Written task |
Reproduce each line of the material precisely.

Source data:
::::::::::

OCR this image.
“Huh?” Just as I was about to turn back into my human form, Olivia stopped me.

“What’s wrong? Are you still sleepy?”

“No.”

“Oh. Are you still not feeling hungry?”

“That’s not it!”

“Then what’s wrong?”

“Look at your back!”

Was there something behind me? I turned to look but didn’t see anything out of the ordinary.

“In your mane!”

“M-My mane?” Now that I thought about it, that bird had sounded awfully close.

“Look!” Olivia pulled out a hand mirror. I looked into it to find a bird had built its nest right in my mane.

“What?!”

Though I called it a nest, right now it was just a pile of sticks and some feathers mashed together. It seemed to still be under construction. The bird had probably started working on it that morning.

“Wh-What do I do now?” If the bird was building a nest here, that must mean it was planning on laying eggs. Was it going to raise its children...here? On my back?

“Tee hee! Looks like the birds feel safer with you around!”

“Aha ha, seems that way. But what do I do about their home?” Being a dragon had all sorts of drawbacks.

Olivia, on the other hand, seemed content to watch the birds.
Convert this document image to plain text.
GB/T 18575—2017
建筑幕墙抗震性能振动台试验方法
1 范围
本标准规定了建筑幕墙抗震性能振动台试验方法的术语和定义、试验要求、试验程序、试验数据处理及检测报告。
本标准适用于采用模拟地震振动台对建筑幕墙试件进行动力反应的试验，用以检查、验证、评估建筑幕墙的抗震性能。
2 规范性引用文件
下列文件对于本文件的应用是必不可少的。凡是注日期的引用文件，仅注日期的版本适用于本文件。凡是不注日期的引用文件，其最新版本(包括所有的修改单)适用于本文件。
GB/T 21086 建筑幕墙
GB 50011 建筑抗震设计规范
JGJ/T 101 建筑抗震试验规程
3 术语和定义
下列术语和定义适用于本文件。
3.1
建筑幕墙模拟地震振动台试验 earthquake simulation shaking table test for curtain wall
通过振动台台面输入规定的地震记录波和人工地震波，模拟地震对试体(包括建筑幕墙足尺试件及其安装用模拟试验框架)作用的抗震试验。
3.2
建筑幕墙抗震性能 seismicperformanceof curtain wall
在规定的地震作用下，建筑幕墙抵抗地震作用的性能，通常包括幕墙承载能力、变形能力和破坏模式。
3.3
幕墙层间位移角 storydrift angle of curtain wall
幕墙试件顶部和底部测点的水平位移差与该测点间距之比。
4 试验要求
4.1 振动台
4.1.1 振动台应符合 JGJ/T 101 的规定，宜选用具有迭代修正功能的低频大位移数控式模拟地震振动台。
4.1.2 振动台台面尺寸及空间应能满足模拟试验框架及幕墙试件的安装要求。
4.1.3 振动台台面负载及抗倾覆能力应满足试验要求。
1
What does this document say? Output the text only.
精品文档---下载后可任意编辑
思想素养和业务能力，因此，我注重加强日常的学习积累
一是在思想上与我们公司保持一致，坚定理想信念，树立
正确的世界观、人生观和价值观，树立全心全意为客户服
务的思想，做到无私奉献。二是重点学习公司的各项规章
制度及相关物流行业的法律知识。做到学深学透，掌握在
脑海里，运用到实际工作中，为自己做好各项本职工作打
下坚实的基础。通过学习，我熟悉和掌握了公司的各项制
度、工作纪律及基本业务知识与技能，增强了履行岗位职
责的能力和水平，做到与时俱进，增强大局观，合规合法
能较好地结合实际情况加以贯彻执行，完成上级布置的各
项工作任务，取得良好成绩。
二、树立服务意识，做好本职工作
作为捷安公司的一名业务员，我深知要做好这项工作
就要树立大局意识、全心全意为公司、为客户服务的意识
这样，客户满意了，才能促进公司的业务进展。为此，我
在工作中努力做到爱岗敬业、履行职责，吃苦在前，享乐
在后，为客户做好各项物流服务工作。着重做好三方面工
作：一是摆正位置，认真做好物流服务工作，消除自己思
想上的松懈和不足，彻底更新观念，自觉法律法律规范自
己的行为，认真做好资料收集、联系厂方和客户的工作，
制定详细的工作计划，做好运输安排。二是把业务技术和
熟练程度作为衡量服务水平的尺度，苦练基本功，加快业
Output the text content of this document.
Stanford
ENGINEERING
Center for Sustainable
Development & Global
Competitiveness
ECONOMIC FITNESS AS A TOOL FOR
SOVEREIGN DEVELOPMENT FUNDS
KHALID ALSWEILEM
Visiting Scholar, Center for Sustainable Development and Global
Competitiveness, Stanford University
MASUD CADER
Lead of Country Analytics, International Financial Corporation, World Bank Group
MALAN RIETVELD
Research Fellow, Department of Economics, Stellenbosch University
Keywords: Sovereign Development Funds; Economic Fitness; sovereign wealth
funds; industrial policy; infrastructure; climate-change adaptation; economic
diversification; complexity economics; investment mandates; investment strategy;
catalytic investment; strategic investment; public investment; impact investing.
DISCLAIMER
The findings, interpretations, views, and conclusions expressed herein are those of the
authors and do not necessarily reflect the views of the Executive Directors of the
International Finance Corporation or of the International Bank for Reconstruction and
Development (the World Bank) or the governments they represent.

::::::::::

Correct output |
OCR this image.
“Huh?” Just as I was about to turn back into my human form, Olivia stopped me.

“What’s wrong? Are you still sleepy?”

“No.”

“Oh. Are you still not feeling hungry?”

“That’s not it!”

“Then what’s wrong?”

“Look at your back!”

Was there something behind me? I turned to look but didn’t see anything out of the ordinary.

“In your mane!”

“M-My mane?” Now that I thought about it, that bird had sounded awfully close.

“Look!” Olivia pulled out a hand mirror. I looked into it to find a bird had built its nest right in my mane.

“What?!”

Though I called it a nest, right now it was just a pile of sticks and some feathers mashed together. It seemed to still be under construction. The bird had probably started working on it that morning.

“Wh-What do I do now?” If the bird was building a nest here, that must mean it was planning on laying eggs. Was it going to raise its children...here? On my back?

“Tee hee! Looks like the birds feel safer with you around!”

“Aha ha, seems that way. But what do I do about their home?” Being a dragon had all sorts of drawbacks.

Olivia, on the other hand, seemed content to watch the birds.
Convert this document image to plain text.
GB/T 18575—2017
建筑幕墙抗震性能振动台试验方法
1 范围
本标准规定了建筑幕墙抗震性能振动台试验方法的术语和定义、试验要求、试验程序、试验数据处理及检测报告。
本标准适用于采用模拟地震振动台对建筑幕墙试件进行动力反应的试验，用以检查、验证、评估建筑幕墙的抗震性能。
2 规范性引用文件
下列文件对于本文件的应用是必不可少的。凡是注日期的引用文件，仅注日期的版本适用于本文件。凡是不注日期的引用文件，其最新版本(包括所有的修改单)适用于本文件。
GB/T 21086 建筑幕墙
GB 50011 建筑抗震设计规范
JGJ/T 101 建筑抗震试验规程
3 术语和定义
下列术语和定义适用于本文件。
3.1
建筑幕墙模拟地震振动台试验 earthquake simulation shaking table test for curtain wall
通过振动台台面输入规定的地震记录波和人工地震波，模拟地震对试体(包括建筑幕墙足尺试件及其安装用模拟试验框架)作用的抗震试验。
3.2
建筑幕墙抗震性能 seismicperformanceof curtain wall
在规定的地震作用下，建筑幕墙抵抗地震作用的性能，通常包括幕墙承载能力、变形能力和破坏模式。
3.3
幕墙层间位移角 storydrift angle of curtain wall
幕墙试件顶部和底部测点的水平位移差与该测点间距之比。
4 试验要求
4.1 振动台
4.1.1 振动台应符合 JGJ/T 101 的规定，宜选用具有迭代修正功能的低频大位移数控式模拟地震振动台。
4.1.2 振动台台面尺寸及空间应能满足模拟试验框架及幕墙试件的安装要求。
4.1.3 振动台台面负载及抗倾覆能力应满足试验要求。
1
What does this document say? Output the text only.
精品文档---下载后可任意编辑
思想素养和业务能力，因此，我注重加强日常的学习积累
一是在思想上与我们公司保持一致，坚定理想信念，树立
正确的世界观、人生观和价值观，树立全心全意为客户服
务的思想，做到无私奉献。二是重点学习公司的各项规章
制度及相关物流行业的法律知识。做到学深学透，掌握在
脑海里，运用到实际工作中，为自己做好各项本职工作打
下坚实的基础。通过学习，我熟悉和掌握了公司的各项制
度、工作纪律及基本业务知识与技能，增强了履行岗位职
责的能力和水平，做到与时俱进，增强大局观，合规合法
能较好地结合实际情况加以贯彻执行，完成上级布置的各
项工作任务，取得良好成绩。
二、树立服务意识，做好本职工作
作为捷安公司的一名业务员，我深知要做好这项工作
就要树立大局意识、全心全意为公司、为客户服务的意识
这样，客户满意了，才能促进公司的业务进展。为此，我
在工作中努力做到爱岗敬业、履行职责，吃苦在前，享乐
在后，为客户做好各项物流服务工作。着重做好三方面工
作：一是摆正位置，认真做好物流服务工作，消除自己思
想上的松懈和不足，彻底更新观念，自觉法律法律规范自
己的行为，认真做好资料收集、联系厂方和客户的工作，
制定详细的工作计划，做好运输安排。二是把业务技术和
熟练程度作为衡量服务水平的尺度，苦练基本功，加快业
Output the text content of this document.
Stanford
ENGINEERING
Center for Sustainable
Development & Global
Competitiveness
ECONOMIC FITNESS AS A TOOL FOR
SOVEREIGN DEVELOPMENT FUNDS
KHALID ALSWEILEM
Visiting Scholar, Center for Sustainable Development and Global
Competitiveness, Stanford University
MASUD CADER
Lead of Country Analytics, International Financial Corporation, World Bank Group
MALAN RIETVELD
Research Fellow, Department of Economics, Stellenbosch University
Keywords: Sovereign Development Funds; Economic Fitness; sovereign wealth
funds; industrial policy; infrastructure; climate-change adaptation; economic
diversification; complexity economics; investment mandates; investment strategy;
catalytic investment; strategic investment; public investment; impact investing.
DISCLAIMER
The findings, interpretations, views, and conclusions expressed herein are those of the
authors and do not necessarily reflect the views of the Executive Directors of the
International Finance Corporation or of the International Bank for Reconstruction and
Development (the World Bank) or the governments they represent.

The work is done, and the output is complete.